▶ [TASK STATEMENT]: Copy every line in which the string "this" occurs.

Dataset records
*-*-*

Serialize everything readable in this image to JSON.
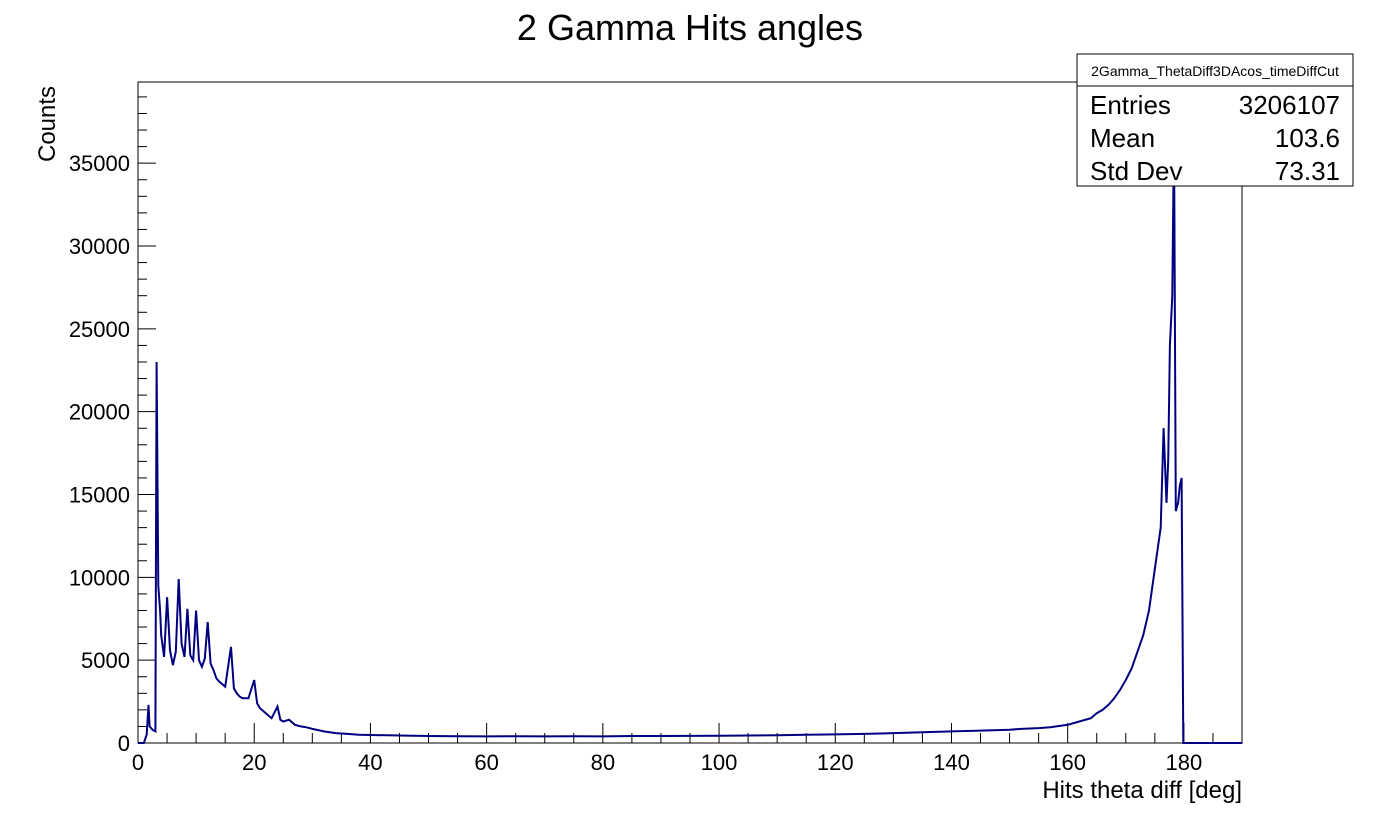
{
  "chart_data": {
    "type": "histogram",
    "title": "2 Gamma Hits angles",
    "xlabel": "Hits theta diff [deg]",
    "ylabel": "Counts",
    "xlim": [
      0,
      190
    ],
    "ylim": [
      0,
      39900
    ],
    "x_ticks": [
      0,
      20,
      40,
      60,
      80,
      100,
      120,
      140,
      160,
      180
    ],
    "y_ticks": [
      0,
      5000,
      10000,
      15000,
      20000,
      25000,
      30000,
      35000
    ],
    "line_color": "#000080",
    "grid": false,
    "legend": "none",
    "stats_box": {
      "name": "2Gamma_ThetaDiff3DAcos_timeDiffCut",
      "rows": [
        {
          "label": "Entries",
          "value": "3206107"
        },
        {
          "label": "Mean",
          "value": "103.6"
        },
        {
          "label": "Std Dev",
          "value": "73.31"
        }
      ]
    },
    "x": [
      0,
      1,
      1.5,
      1.8,
      2,
      2.5,
      3,
      3.2,
      3.5,
      3.8,
      4,
      4.5,
      5,
      5.5,
      6,
      6.5,
      7,
      7.5,
      8,
      8.5,
      9,
      9.5,
      10,
      10.5,
      11,
      11.5,
      12,
      12.5,
      13,
      13.5,
      14,
      15,
      16,
      16.5,
      17,
      17.5,
      18,
      19,
      20,
      20.5,
      21,
      22,
      23,
      24,
      24.5,
      25,
      26,
      27,
      28,
      29,
      30,
      32,
      34,
      36,
      38,
      40,
      45,
      50,
      55,
      60,
      65,
      70,
      75,
      80,
      85,
      90,
      95,
      100,
      105,
      110,
      115,
      120,
      125,
      130,
      135,
      140,
      145,
      150,
      152,
      155,
      157,
      160,
      162,
      164,
      165,
      166,
      167,
      168,
      169,
      170,
      171,
      172,
      173,
      174,
      175,
      176,
      176.5,
      177,
      177.3,
      177.6,
      178,
      178.3,
      178.6,
      179,
      179.3,
      179.6,
      179.9,
      180,
      181,
      190
    ],
    "values": [
      0,
      0,
      500,
      2300,
      1000,
      800,
      700,
      23000,
      9500,
      8000,
      6500,
      5200,
      8800,
      5600,
      4700,
      5500,
      9900,
      6000,
      5200,
      8100,
      5300,
      5000,
      8000,
      5000,
      4600,
      5100,
      7300,
      4800,
      4400,
      3900,
      3700,
      3400,
      5800,
      3300,
      3000,
      2800,
      2700,
      2700,
      3800,
      2400,
      2100,
      1800,
      1500,
      2200,
      1400,
      1300,
      1400,
      1100,
      1000,
      950,
      850,
      700,
      600,
      550,
      500,
      480,
      450,
      420,
      410,
      400,
      410,
      400,
      410,
      400,
      420,
      420,
      430,
      440,
      450,
      470,
      500,
      520,
      550,
      600,
      650,
      700,
      750,
      800,
      850,
      900,
      950,
      1100,
      1300,
      1500,
      1800,
      2000,
      2300,
      2700,
      3200,
      3800,
      4500,
      5500,
      6500,
      8000,
      10500,
      13000,
      19000,
      14500,
      17000,
      24000,
      27000,
      37000,
      14000,
      14500,
      15500,
      16000,
      0,
      0,
      0,
      0
    ]
  }
}
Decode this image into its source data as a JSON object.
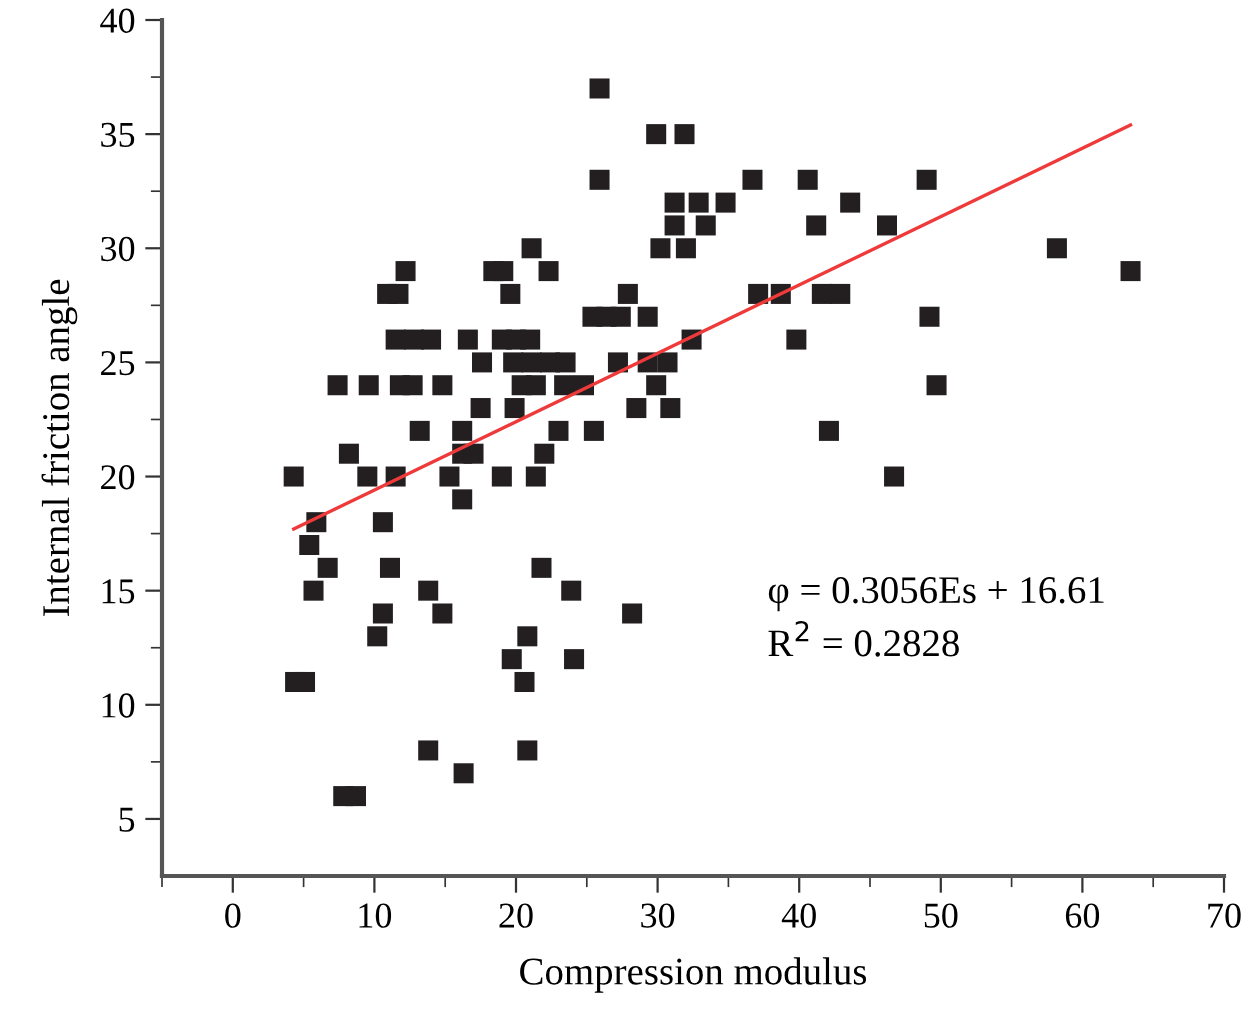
{
  "chart_data": {
    "type": "scatter",
    "xlabel": "Compression modulus",
    "ylabel": "Internal friction angle",
    "xlim": [
      -5,
      70
    ],
    "ylim": [
      2.5,
      40
    ],
    "xticks": [
      {
        "value": -5,
        "label": null
      },
      0,
      {
        "value": 5,
        "label": null
      },
      10,
      {
        "value": 15,
        "label": null
      },
      20,
      {
        "value": 25,
        "label": null
      },
      30,
      {
        "value": 35,
        "label": null
      },
      40,
      {
        "value": 45,
        "label": null
      },
      50,
      {
        "value": 55,
        "label": null
      },
      60,
      {
        "value": 65,
        "label": null
      },
      70
    ],
    "yticks": [
      5,
      {
        "value": 7.5,
        "label": null
      },
      10,
      {
        "value": 12.5,
        "label": null
      },
      15,
      {
        "value": 17.5,
        "label": null
      },
      20,
      {
        "value": 22.5,
        "label": null
      },
      25,
      {
        "value": 27.5,
        "label": null
      },
      30,
      {
        "value": 32.5,
        "label": null
      },
      35,
      {
        "value": 37.5,
        "label": null
      },
      40
    ],
    "grid": false,
    "legend": false,
    "annotations": [
      "φ = 0.3056Es + 16.61",
      "R$^{2}$ = 0.2828"
    ],
    "series": [
      {
        "marker": "square",
        "color": "#231f20",
        "x": [
          21.1,
          12.2,
          18.4,
          19.1,
          22.3,
          10.9,
          11.7,
          19.6,
          11.5,
          12.8,
          14.0,
          16.6,
          19.0,
          20.0,
          21.0,
          17.6,
          19.8,
          21.1,
          22.4,
          23.5,
          7.4,
          9.6,
          11.8,
          12.7,
          14.8,
          20.4,
          21.4,
          23.4,
          24.8,
          29.9,
          49.7,
          17.5,
          19.9,
          13.2,
          16.2,
          23.0,
          25.5,
          42.1,
          8.2,
          16.2,
          17.0,
          22.0,
          4.3,
          9.5,
          11.5,
          15.3,
          19.0,
          21.4,
          46.7,
          16.2,
          5.9,
          10.6,
          5.4,
          6.7,
          11.1,
          21.8,
          5.7,
          13.8,
          10.6,
          14.8,
          10.2,
          20.8,
          19.7,
          4.4,
          5.1,
          20.6,
          13.8,
          20.8,
          16.3,
          7.8,
          8.7,
          23.9,
          28.2,
          24.1,
          25.9,
          29.9,
          31.9,
          25.9,
          36.7,
          40.6,
          49.0,
          31.2,
          32.9,
          34.8,
          43.6,
          31.2,
          33.4,
          41.2,
          46.2,
          30.2,
          32.0,
          58.2,
          63.4,
          27.9,
          37.1,
          38.7,
          41.6,
          42.9,
          25.4,
          26.4,
          27.4,
          29.3,
          49.2,
          32.4,
          39.8,
          27.2,
          29.3,
          30.7,
          28.5,
          30.9
        ],
        "values": [
          30,
          29,
          29,
          29,
          29,
          28,
          28,
          28,
          26,
          26,
          26,
          26,
          26,
          26,
          26,
          25,
          25,
          25,
          25,
          25,
          24,
          24,
          24,
          24,
          24,
          24,
          24,
          24,
          24,
          24,
          24,
          23,
          23,
          22,
          22,
          22,
          22,
          22,
          21,
          21,
          21,
          21,
          20,
          20,
          20,
          20,
          20,
          20,
          20,
          19,
          18,
          18,
          17,
          16,
          16,
          16,
          15,
          15,
          14,
          14,
          13,
          13,
          12,
          11,
          11,
          11,
          8,
          8,
          7,
          6,
          6,
          15,
          14,
          12,
          37,
          35,
          35,
          33,
          33,
          33,
          33,
          32,
          32,
          32,
          32,
          31,
          31,
          31,
          31,
          30,
          30,
          30,
          29,
          28,
          28,
          28,
          28,
          28,
          27,
          27,
          27,
          27,
          27,
          26,
          26,
          25,
          25,
          25,
          23,
          23
        ]
      },
      {
        "type": "line",
        "color": "#ee3a3a",
        "line_style": "solid",
        "marker": "none",
        "x": [
          4.3,
          63.4
        ],
        "values": [
          17.7,
          35.4
        ]
      }
    ]
  }
}
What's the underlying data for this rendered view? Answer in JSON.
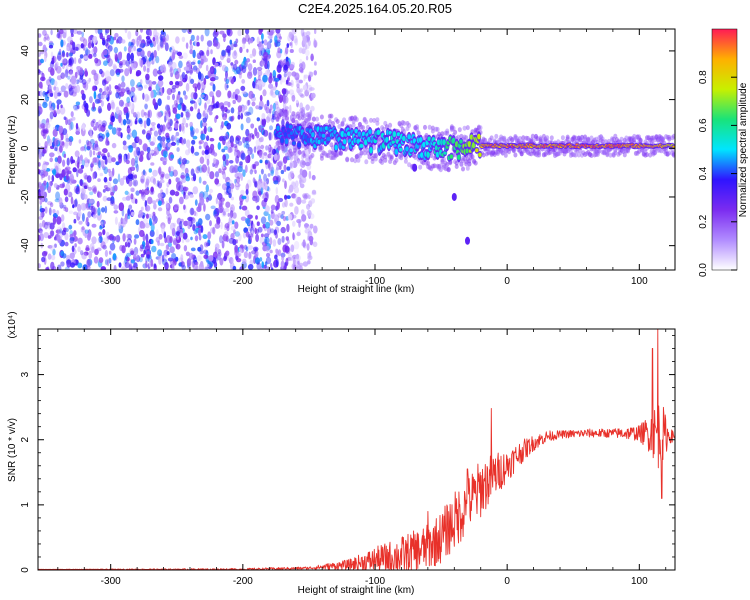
{
  "title": "C2E4.2025.164.05.20.R05",
  "colors": {
    "signal_line": "#e8312a",
    "spectrum_low": "#7b2cf0",
    "spectrum_mid": "#19e37a",
    "spectrum_high": "#ff1a55"
  },
  "chart_data": [
    {
      "type": "heatmap",
      "title": "",
      "xlabel": "Height of straight line (km)",
      "ylabel": "Frequency (Hz)",
      "xlim": [
        -355,
        127
      ],
      "ylim": [
        -50,
        49
      ],
      "x_ticks": [
        -300,
        -200,
        -100,
        0,
        100
      ],
      "y_ticks": [
        -40,
        -20,
        0,
        20,
        40
      ],
      "colorbar": {
        "label": "Normalized spectral amplitude",
        "range": [
          0,
          1
        ],
        "ticks": [
          0.0,
          0.2,
          0.4,
          0.6,
          0.8
        ],
        "colormap": [
          "#ffffff",
          "#b18cff",
          "#7b2cf0",
          "#2f14ff",
          "#00e5ff",
          "#19e37a",
          "#c8f000",
          "#ffb000",
          "#ff1a55"
        ]
      },
      "features": {
        "noise_region_x": [
          -355,
          -165
        ],
        "band_center_hz": [
          [
            -175,
            6
          ],
          [
            -150,
            5
          ],
          [
            -125,
            4
          ],
          [
            -100,
            3
          ],
          [
            -80,
            2
          ],
          [
            -60,
            0
          ],
          [
            -40,
            0
          ],
          [
            -20,
            1
          ],
          [
            0,
            1
          ],
          [
            40,
            1
          ],
          [
            80,
            1
          ],
          [
            120,
            1
          ]
        ],
        "band_strength": [
          [
            -175,
            0.45
          ],
          [
            -140,
            0.5
          ],
          [
            -100,
            0.55
          ],
          [
            -60,
            0.55
          ],
          [
            -25,
            0.75
          ],
          [
            -15,
            0.98
          ],
          [
            40,
            0.98
          ],
          [
            80,
            0.98
          ],
          [
            100,
            0.95
          ],
          [
            120,
            0.9
          ]
        ],
        "isolated_spots": [
          [
            -40,
            -20
          ],
          [
            -30,
            -38
          ],
          [
            -70,
            -8
          ]
        ]
      }
    },
    {
      "type": "line",
      "title": "",
      "xlabel": "Height of straight line (km)",
      "ylabel": "SNR (10 * v/v)",
      "y_multiplier": "(x10⁴)",
      "xlim": [
        -355,
        127
      ],
      "ylim": [
        0,
        3.7
      ],
      "x_ticks": [
        -300,
        -200,
        -100,
        0,
        100
      ],
      "y_ticks": [
        0,
        1,
        2,
        3
      ],
      "series": [
        {
          "trend": [
            [
              -355,
              0.01
            ],
            [
              -300,
              0.01
            ],
            [
              -200,
              0.01
            ],
            [
              -150,
              0.03
            ],
            [
              -120,
              0.08
            ],
            [
              -100,
              0.15
            ],
            [
              -80,
              0.22
            ],
            [
              -60,
              0.35
            ],
            [
              -50,
              0.5
            ],
            [
              -40,
              0.75
            ],
            [
              -30,
              1.0
            ],
            [
              -20,
              1.25
            ],
            [
              -10,
              1.45
            ],
            [
              0,
              1.6
            ],
            [
              10,
              1.8
            ],
            [
              20,
              1.95
            ],
            [
              30,
              2.05
            ],
            [
              40,
              2.08
            ],
            [
              60,
              2.1
            ],
            [
              80,
              2.1
            ],
            [
              100,
              2.1
            ],
            [
              110,
              2.1
            ],
            [
              127,
              2.05
            ]
          ],
          "fluctuation": [
            [
              -355,
              0.0
            ],
            [
              -150,
              0.02
            ],
            [
              -120,
              0.08
            ],
            [
              -100,
              0.2
            ],
            [
              -80,
              0.3
            ],
            [
              -60,
              0.35
            ],
            [
              -40,
              0.45
            ],
            [
              -20,
              0.45
            ],
            [
              -10,
              0.35
            ],
            [
              0,
              0.25
            ],
            [
              20,
              0.12
            ],
            [
              40,
              0.06
            ],
            [
              80,
              0.07
            ],
            [
              100,
              0.12
            ],
            [
              108,
              0.3
            ],
            [
              116,
              0.6
            ],
            [
              122,
              0.15
            ],
            [
              127,
              0.05
            ]
          ],
          "peaks": [
            [
              -12,
              2.48
            ],
            [
              110,
              3.4
            ],
            [
              114,
              3.7
            ],
            [
              117,
              1.1
            ],
            [
              -60,
              0.9
            ],
            [
              -30,
              1.55
            ]
          ]
        }
      ]
    }
  ]
}
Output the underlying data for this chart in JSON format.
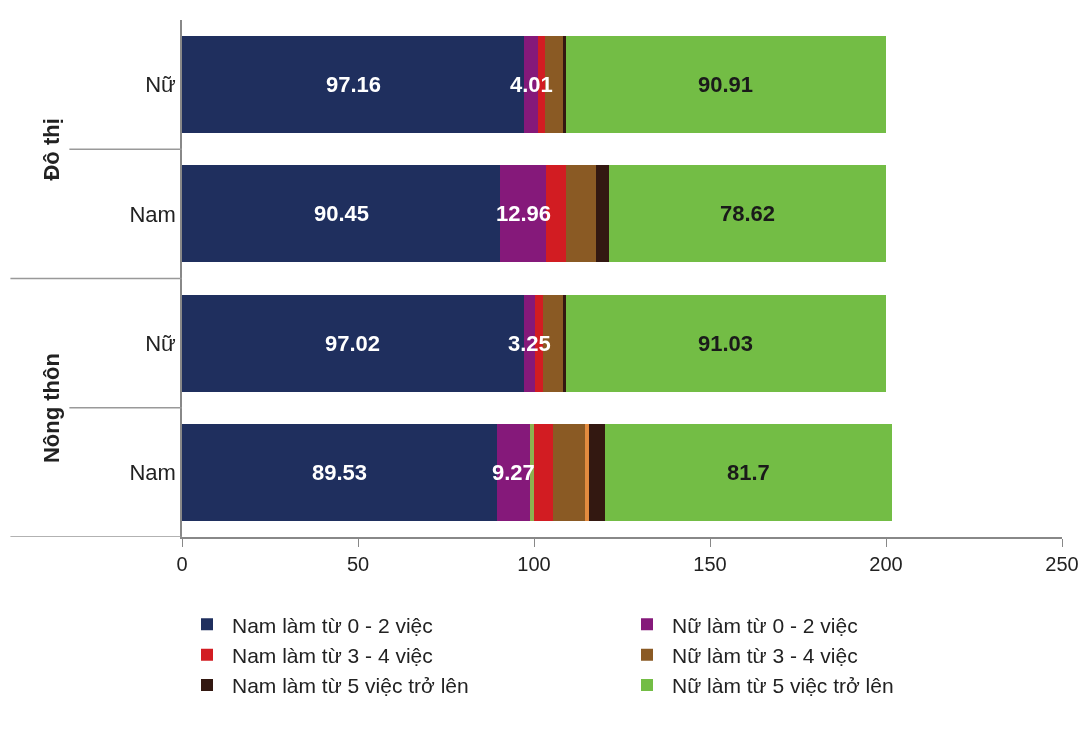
{
  "chart_data": {
    "type": "bar",
    "orientation": "horizontal",
    "stacked": true,
    "categories": [
      "Nữ",
      "Nam",
      "Nữ",
      "Nam"
    ],
    "annotations": [
      "Đô thị",
      "Nông thôn"
    ],
    "series": [
      {
        "name": "Nam làm từ 0 - 2 việc",
        "color": "#1f2f5e",
        "values": [
          97.16,
          90.45,
          97.02,
          89.53
        ],
        "value_labels": [
          "97.16",
          "90.45",
          "97.02",
          "89.53"
        ]
      },
      {
        "name": "Nữ làm từ 0 - 2 việc",
        "color": "#85197a",
        "values": [
          4.01,
          12.96,
          3.25,
          9.27
        ],
        "value_labels": [
          "4.01",
          "12.96",
          "3.25",
          "9.27"
        ]
      },
      {
        "color": "#8db050",
        "values": [
          null,
          null,
          null,
          1.1
        ]
      },
      {
        "name": "Nam làm từ 3 - 4 việc",
        "color": "#d21c22",
        "values": [
          2.0,
          5.6,
          2.2,
          5.6
        ]
      },
      {
        "name": "Nữ làm từ 3 - 4 việc",
        "color": "#8a5a24",
        "values": [
          5.1,
          8.6,
          5.8,
          9.0
        ]
      },
      {
        "color": "#e38b3f",
        "values": [
          null,
          null,
          null,
          1.1
        ]
      },
      {
        "name": "Nam làm từ 5 việc trở lên",
        "color": "#331811",
        "values": [
          0.8,
          3.8,
          0.7,
          4.5
        ]
      },
      {
        "name": "Nữ làm từ 5 việc trở lên",
        "color": "#73bd45",
        "values": [
          90.91,
          78.62,
          91.03,
          81.7
        ],
        "value_labels": [
          "90.91",
          "78.62",
          "91.03",
          "81.7"
        ]
      }
    ],
    "xlim": [
      0,
      250
    ],
    "xticks": [
      0,
      50,
      100,
      150,
      200,
      250
    ],
    "legend": "bottom"
  }
}
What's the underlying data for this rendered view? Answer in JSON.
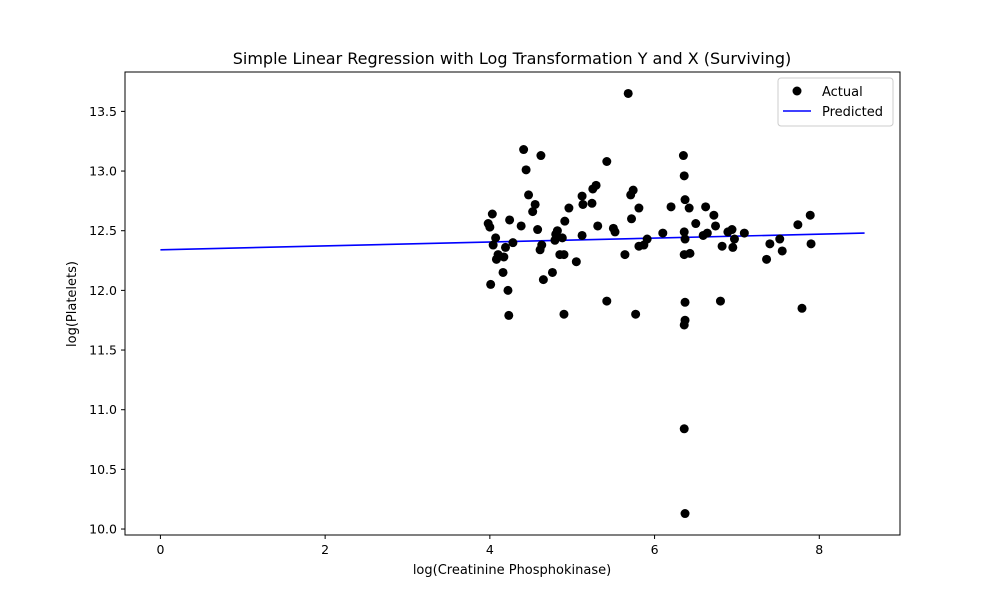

*-*-*

▶ [WRITTEN RESPONSE]:
Serialize everything readable in this image to JSON.
Decode this image into its source data as a JSON object.
What's the underlying data for this rendered view? Answer in JSON.
Output the underlying data for this chart in JSON format.
What's the underlying data for this rendered view? Answer in JSON.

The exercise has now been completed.